§ **What you are asked to do**: Wherever the string "закупки" appears in the listing, copy that line.

§ **Extracted data**:
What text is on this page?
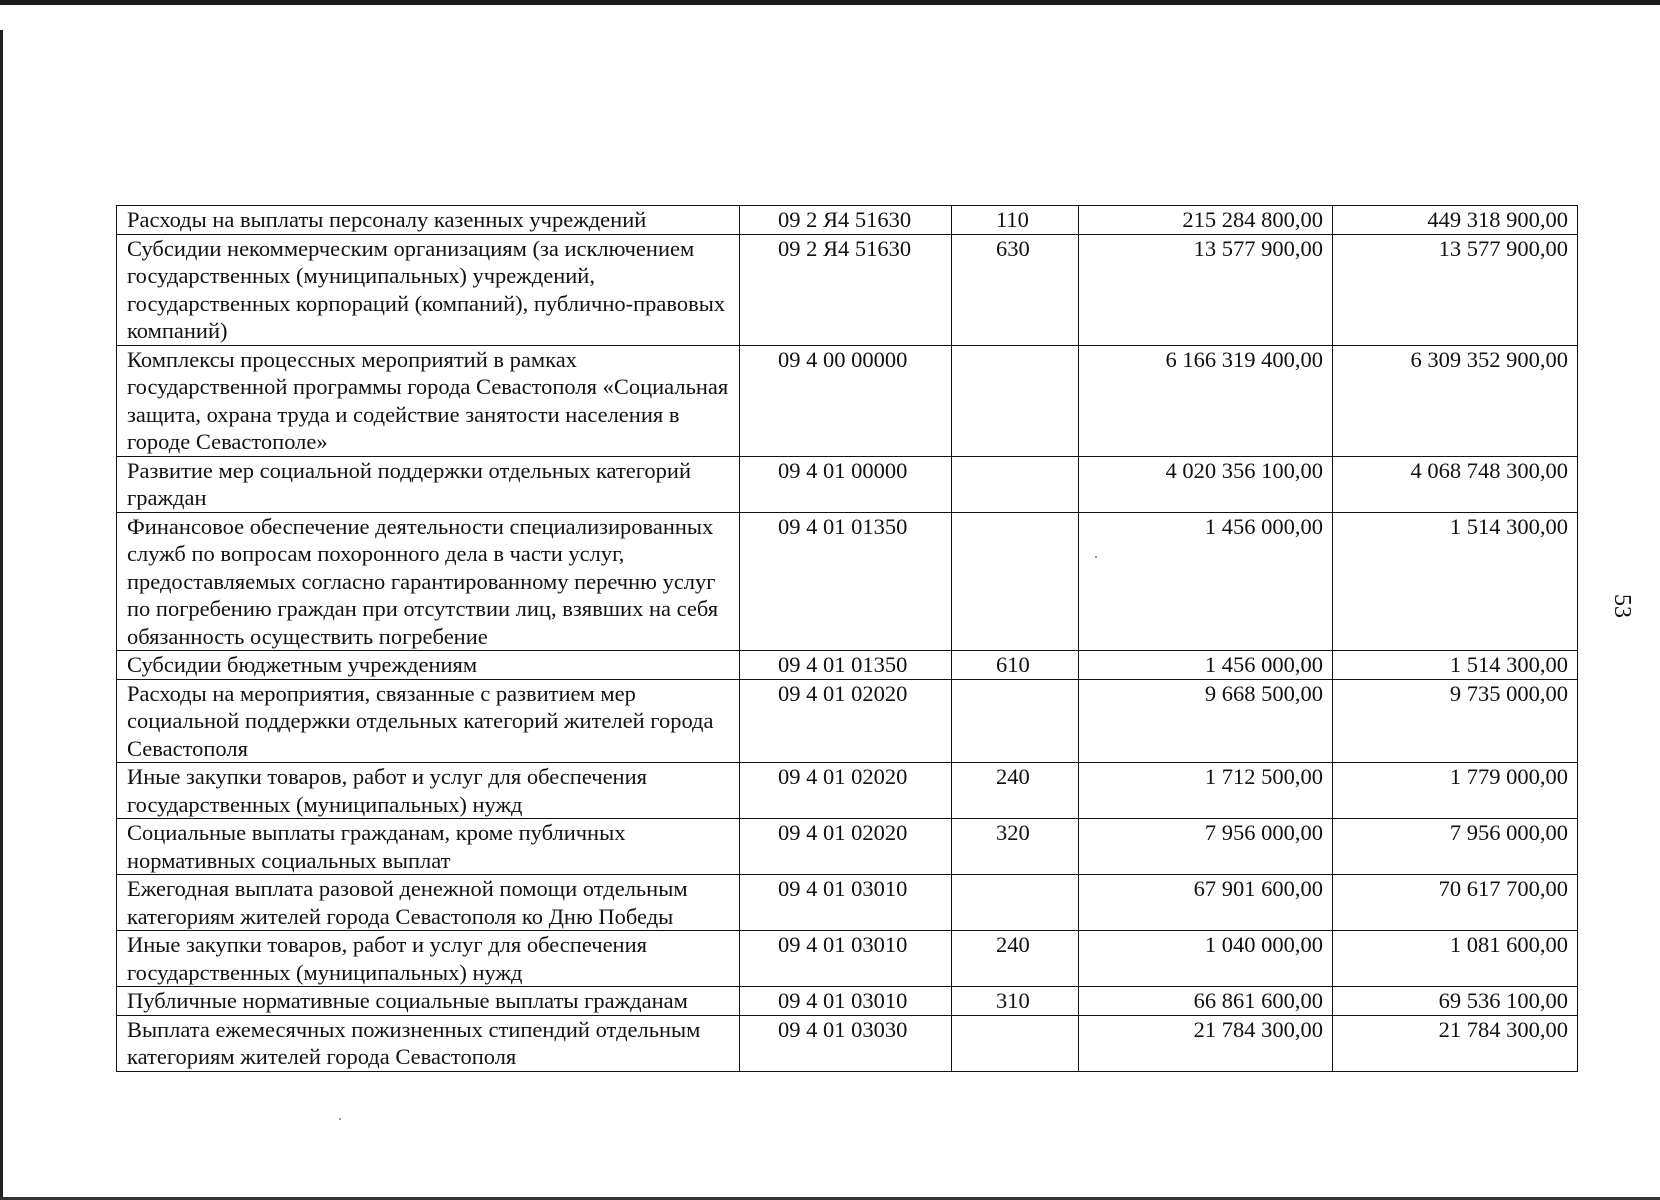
53
Расходы на выплаты персоналу казенных учреждений	09 2 Я4 51630	110	215 284 800,00	449 318 900,00
Субсидии некоммерческим организациям (за исключением государственных (муниципальных) учреждений, государственных корпораций (компаний), публично-правовых компаний)	09 2 Я4 51630	630	13 577 900,00	13 577 900,00
Комплексы процессных мероприятий в рамках государственной программы города Севастополя «Социальная защита, охрана труда и содействие занятости населения в городе Севастополе»	09 4 00 00000		6 166 319 400,00	6 309 352 900,00
Развитие мер социальной поддержки отдельных категорий граждан	09 4 01 00000		4 020 356 100,00	4 068 748 300,00
Финансовое обеспечение деятельности специализированных служб по вопросам похоронного дела в части услуг, предоставляемых согласно гарантированному перечню услуг по погребению граждан при отсутствии лиц, взявших на себя обязанность осуществить погребение	09 4 01 01350		1 456 000,00	1 514 300,00
Субсидии бюджетным учреждениям	09 4 01 01350	610	1 456 000,00	1 514 300,00
Расходы на мероприятия, связанные с развитием мер социальной поддержки отдельных категорий жителей города Севастополя	09 4 01 02020		9 668 500,00	9 735 000,00
Иные закупки товаров, работ и услуг для обеспечения государственных (муниципальных) нужд	09 4 01 02020	240	1 712 500,00	1 779 000,00
Социальные выплаты гражданам, кроме публичных нормативных социальных выплат	09 4 01 02020	320	7 956 000,00	7 956 000,00
Ежегодная выплата разовой денежной помощи отдельным категориям жителей города Севастополя ко Дню Победы	09 4 01 03010		67 901 600,00	70 617 700,00
Иные закупки товаров, работ и услуг для обеспечения государственных (муниципальных) нужд	09 4 01 03010	240	1 040 000,00	1 081 600,00
Публичные нормативные социальные выплаты гражданам	09 4 01 03010	310	66 861 600,00	69 536 100,00
Выплата ежемесячных пожизненных стипендий отдельным категориям жителей города Севастополя	09 4 01 03030		21 784 300,00	21 784 300,00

§ **Full solution**:
Иные закупки товаров, работ и услуг для обеспечения государственных (муниципальных) нужд	09 4 01 02020	240	1 712 500,00	1 779 000,00
Иные закупки товаров, работ и услуг для обеспечения государственных (муниципальных) нужд	09 4 01 03010	240	1 040 000,00	1 081 600,00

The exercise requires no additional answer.